▶ GIVEN INSTRUCTION
Without further comment, state how many lines in the listing below contain the word "stopped".

Figure contents as structured data:
════════
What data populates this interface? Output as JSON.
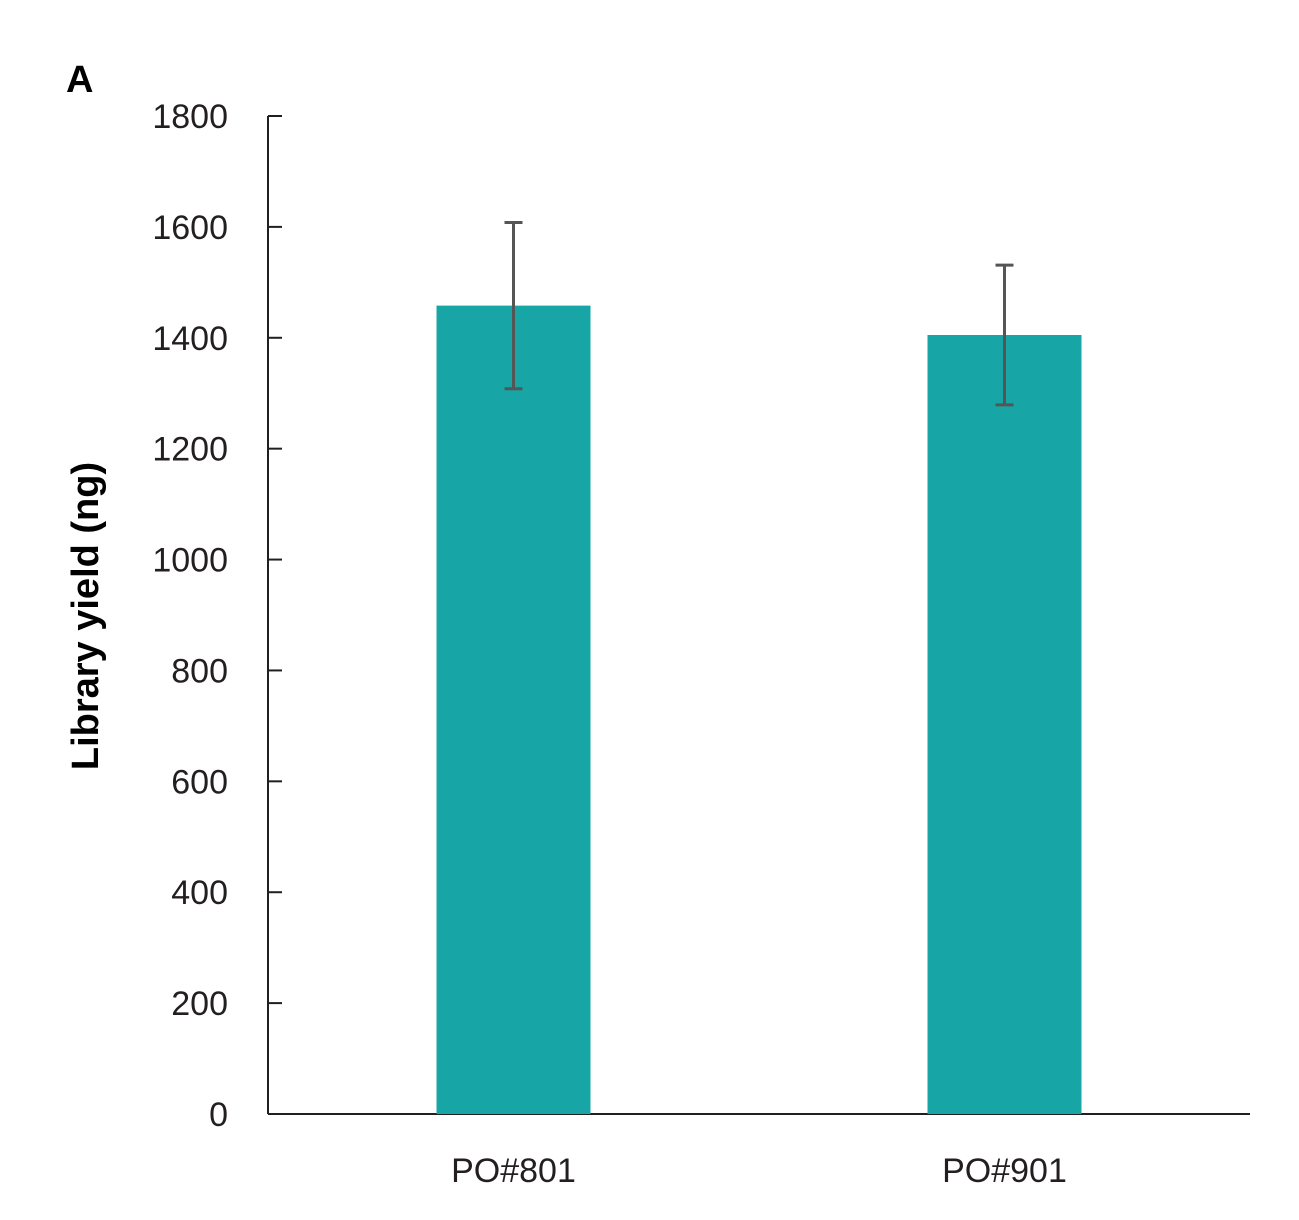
{
  "panel_label": "A",
  "colors": {
    "bar": "#17a6a5",
    "axis": "#231f20",
    "error_bar": "#555555"
  },
  "chart_data": {
    "type": "bar",
    "categories": [
      "PO#801",
      "PO#901"
    ],
    "values": [
      1458,
      1405
    ],
    "errors": [
      150,
      126
    ],
    "ylabel": "Library yield (ng)",
    "xlabel": "",
    "ylim": [
      0,
      1800
    ],
    "yticks": [
      0,
      200,
      400,
      600,
      800,
      1000,
      1200,
      1400,
      1600,
      1800
    ],
    "grid": false,
    "legend": "none"
  }
}
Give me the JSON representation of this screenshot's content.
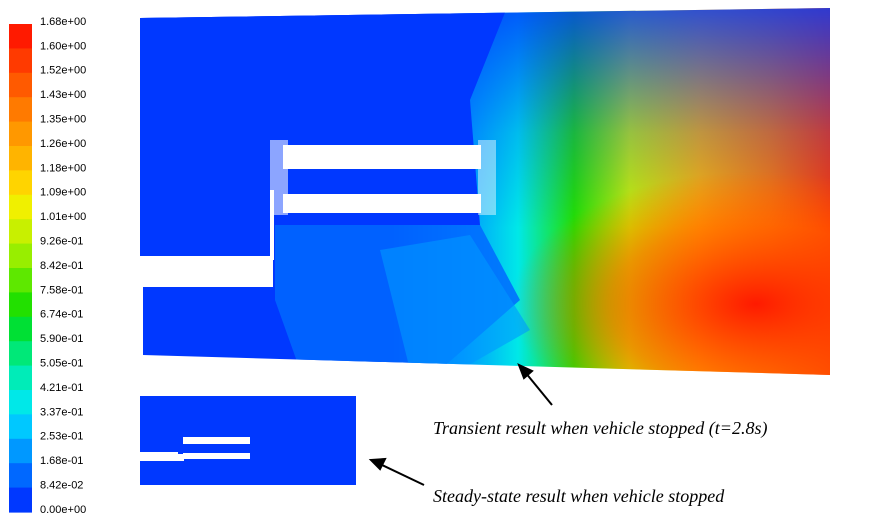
{
  "legend": {
    "ticks": [
      "1.68e+00",
      "1.60e+00",
      "1.52e+00",
      "1.43e+00",
      "1.35e+00",
      "1.26e+00",
      "1.18e+00",
      "1.09e+00",
      "1.01e+00",
      "9.26e-01",
      "8.42e-01",
      "7.58e-01",
      "6.74e-01",
      "5.90e-01",
      "5.05e-01",
      "4.21e-01",
      "3.37e-01",
      "2.53e-01",
      "1.68e-01",
      "8.42e-02",
      "0.00e+00"
    ],
    "colors": [
      "#ff1a00",
      "#ff3a00",
      "#ff5a00",
      "#ff7a00",
      "#ff9800",
      "#ffb400",
      "#ffd400",
      "#f0f000",
      "#c8f000",
      "#98ee00",
      "#5ee800",
      "#22e000",
      "#00e034",
      "#00e878",
      "#00ecb8",
      "#00e8e8",
      "#00c8ff",
      "#0098ff",
      "#0068ff",
      "#0038ff"
    ]
  },
  "captions": {
    "transient": "Transient result when vehicle stopped (t=2.8s)",
    "steady": "Steady-state result when vehicle stopped"
  }
}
════════
▶ RESPONSE
2